* _Objective_: From the data that follows, copy every line holding the string "Elemente".

>> START Data records

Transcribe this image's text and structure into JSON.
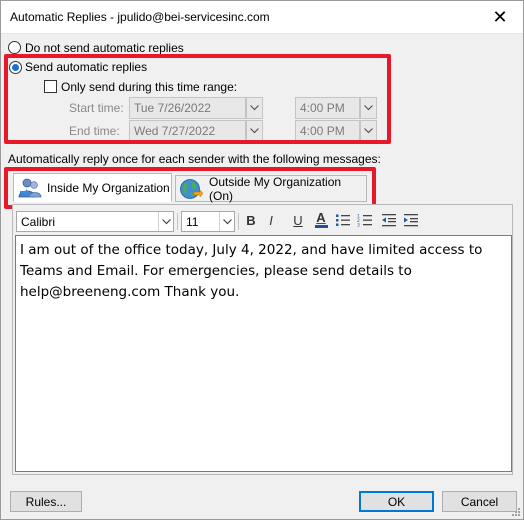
{
  "window": {
    "title": "Automatic Replies - jpulido@bei-servicesinc.com",
    "close_glyph": "✕"
  },
  "options": {
    "do_not_send": "Do not send automatic replies",
    "send": "Send automatic replies",
    "selected": "send"
  },
  "time_range": {
    "checkbox_label": "Only send during this time range:",
    "checked": false,
    "start_label": "Start time:",
    "start_date": "Tue 7/26/2022",
    "start_time": "4:00 PM",
    "end_label": "End time:",
    "end_date": "Wed 7/27/2022",
    "end_time": "4:00 PM"
  },
  "reply_label": "Automatically reply once for each sender with the following messages:",
  "tabs": [
    {
      "label": "Inside My Organization",
      "icon": "people-icon",
      "active": true
    },
    {
      "label": "Outside My Organization (On)",
      "icon": "globe-icon",
      "active": false
    }
  ],
  "formatting": {
    "font": "Calibri",
    "size": "11",
    "bold": "B",
    "italic": "I",
    "underline": "U",
    "font_color": "A"
  },
  "message": "I am out of the office today, July 4, 2022, and have limited access to Teams and Email. For emergencies, please send details to help@breeneng.com Thank you.",
  "buttons": {
    "rules": "Rules...",
    "ok": "OK",
    "cancel": "Cancel"
  },
  "colors": {
    "highlight_box": "#e8182b",
    "radio_selected": "#1a6fd4",
    "default_button_border": "#0078d7"
  }
}
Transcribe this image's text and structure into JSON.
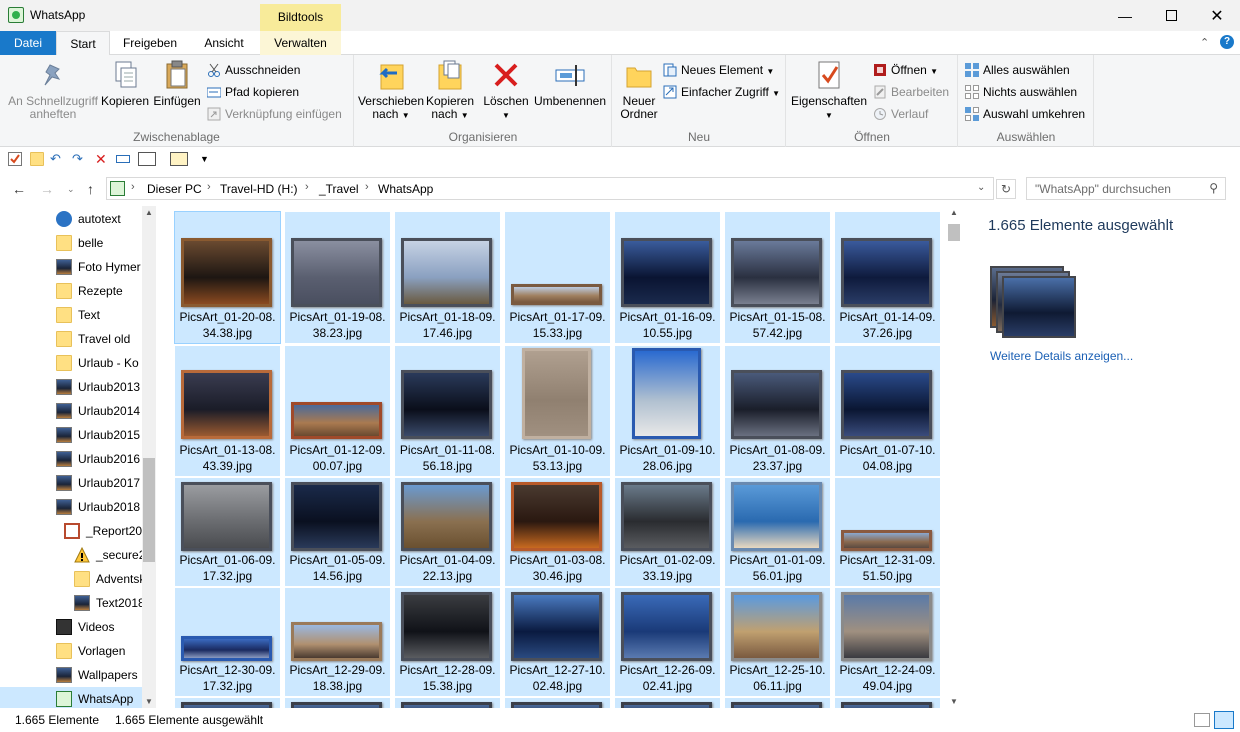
{
  "window": {
    "title": "WhatsApp",
    "context_tab_header": "Bildtools"
  },
  "tabs": [
    {
      "label": "Datei"
    },
    {
      "label": "Start"
    },
    {
      "label": "Freigeben"
    },
    {
      "label": "Ansicht"
    },
    {
      "label": "Verwalten"
    }
  ],
  "ribbon": {
    "clipboard": {
      "group": "Zwischenablage",
      "pin_line1": "An Schnellzugriff",
      "pin_line2": "anheften",
      "copy": "Kopieren",
      "paste": "Einfügen",
      "cut": "Ausschneiden",
      "copy_path": "Pfad kopieren",
      "paste_shortcut": "Verknüpfung einfügen"
    },
    "organize": {
      "group": "Organisieren",
      "move_line1": "Verschieben",
      "move_line2": "nach",
      "copyto_line1": "Kopieren",
      "copyto_line2": "nach",
      "delete": "Löschen",
      "rename": "Umbenennen"
    },
    "new": {
      "group": "Neu",
      "folder_line1": "Neuer",
      "folder_line2": "Ordner",
      "new_item": "Neues Element",
      "easy_access": "Einfacher Zugriff"
    },
    "open": {
      "group": "Öffnen",
      "properties": "Eigenschaften",
      "open": "Öffnen",
      "edit": "Bearbeiten",
      "history": "Verlauf"
    },
    "select": {
      "group": "Auswählen",
      "select_all": "Alles auswählen",
      "select_none": "Nichts auswählen",
      "invert": "Auswahl umkehren"
    }
  },
  "address": {
    "crumbs": [
      "Dieser PC",
      "Travel-HD (H:)",
      "_Travel",
      "WhatsApp"
    ],
    "search_placeholder": "\"WhatsApp\" durchsuchen"
  },
  "nav": [
    {
      "label": "autotext",
      "icon": "onedrive-icon"
    },
    {
      "label": "belle",
      "icon": "folder-icon"
    },
    {
      "label": "Foto Hymer",
      "icon": "image-folder-icon"
    },
    {
      "label": "Rezepte",
      "icon": "folder-icon"
    },
    {
      "label": "Text",
      "icon": "folder-icon"
    },
    {
      "label": "Travel old",
      "icon": "folder-icon"
    },
    {
      "label": "Urlaub - Ko",
      "icon": "folder-icon"
    },
    {
      "label": "Urlaub2013",
      "icon": "image-folder-icon"
    },
    {
      "label": "Urlaub2014",
      "icon": "image-folder-icon"
    },
    {
      "label": "Urlaub2015",
      "icon": "image-folder-icon"
    },
    {
      "label": "Urlaub2016",
      "icon": "image-folder-icon"
    },
    {
      "label": "Urlaub2017",
      "icon": "image-folder-icon"
    },
    {
      "label": "Urlaub2018",
      "icon": "image-folder-icon"
    },
    {
      "label": "_Report20",
      "icon": "report-icon"
    },
    {
      "label": "_secure2",
      "icon": "warning-icon"
    },
    {
      "label": "Adventsk",
      "icon": "folder-icon"
    },
    {
      "label": "Text2018",
      "icon": "image-folder-icon"
    },
    {
      "label": "Videos",
      "icon": "videos-icon"
    },
    {
      "label": "Vorlagen",
      "icon": "folder-icon"
    },
    {
      "label": "Wallpapers",
      "icon": "image-folder-icon"
    },
    {
      "label": "WhatsApp",
      "icon": "whatsapp-icon"
    }
  ],
  "files": [
    {
      "line1": "PicsArt_01-20-08.",
      "line2": "34.38.jpg"
    },
    {
      "line1": "PicsArt_01-19-08.",
      "line2": "38.23.jpg"
    },
    {
      "line1": "PicsArt_01-18-09.",
      "line2": "17.46.jpg"
    },
    {
      "line1": "PicsArt_01-17-09.",
      "line2": "15.33.jpg"
    },
    {
      "line1": "PicsArt_01-16-09.",
      "line2": "10.55.jpg"
    },
    {
      "line1": "PicsArt_01-15-08.",
      "line2": "57.42.jpg"
    },
    {
      "line1": "PicsArt_01-14-09.",
      "line2": "37.26.jpg"
    },
    {
      "line1": "PicsArt_01-13-08.",
      "line2": "43.39.jpg"
    },
    {
      "line1": "PicsArt_01-12-09.",
      "line2": "00.07.jpg"
    },
    {
      "line1": "PicsArt_01-11-08.",
      "line2": "56.18.jpg"
    },
    {
      "line1": "PicsArt_01-10-09.",
      "line2": "53.13.jpg"
    },
    {
      "line1": "PicsArt_01-09-10.",
      "line2": "28.06.jpg"
    },
    {
      "line1": "PicsArt_01-08-09.",
      "line2": "23.37.jpg"
    },
    {
      "line1": "PicsArt_01-07-10.",
      "line2": "04.08.jpg"
    },
    {
      "line1": "PicsArt_01-06-09.",
      "line2": "17.32.jpg"
    },
    {
      "line1": "PicsArt_01-05-09.",
      "line2": "14.56.jpg"
    },
    {
      "line1": "PicsArt_01-04-09.",
      "line2": "22.13.jpg"
    },
    {
      "line1": "PicsArt_01-03-08.",
      "line2": "30.46.jpg"
    },
    {
      "line1": "PicsArt_01-02-09.",
      "line2": "33.19.jpg"
    },
    {
      "line1": "PicsArt_01-01-09.",
      "line2": "56.01.jpg"
    },
    {
      "line1": "PicsArt_12-31-09.",
      "line2": "51.50.jpg"
    },
    {
      "line1": "PicsArt_12-30-09.",
      "line2": "17.32.jpg"
    },
    {
      "line1": "PicsArt_12-29-09.",
      "line2": "18.38.jpg"
    },
    {
      "line1": "PicsArt_12-28-09.",
      "line2": "15.38.jpg"
    },
    {
      "line1": "PicsArt_12-27-10.",
      "line2": "02.48.jpg"
    },
    {
      "line1": "PicsArt_12-26-09.",
      "line2": "02.41.jpg"
    },
    {
      "line1": "PicsArt_12-25-10.",
      "line2": "06.11.jpg"
    },
    {
      "line1": "PicsArt_12-24-09.",
      "line2": "49.04.jpg"
    }
  ],
  "details": {
    "heading": "1.665 Elemente ausgewählt",
    "more": "Weitere Details anzeigen..."
  },
  "status": {
    "count": "1.665 Elemente",
    "selected": "1.665 Elemente ausgewählt"
  },
  "colors": {
    "accent": "#1979ca",
    "selection": "#cce8ff",
    "context_tab": "#f8eb9a"
  }
}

>> END Data records

* _Task solution_:
    "heading": "1.665 Elemente ausgewählt",
    "count": "1.665 Elemente",
    "selected": "1.665 Elemente ausgewählt"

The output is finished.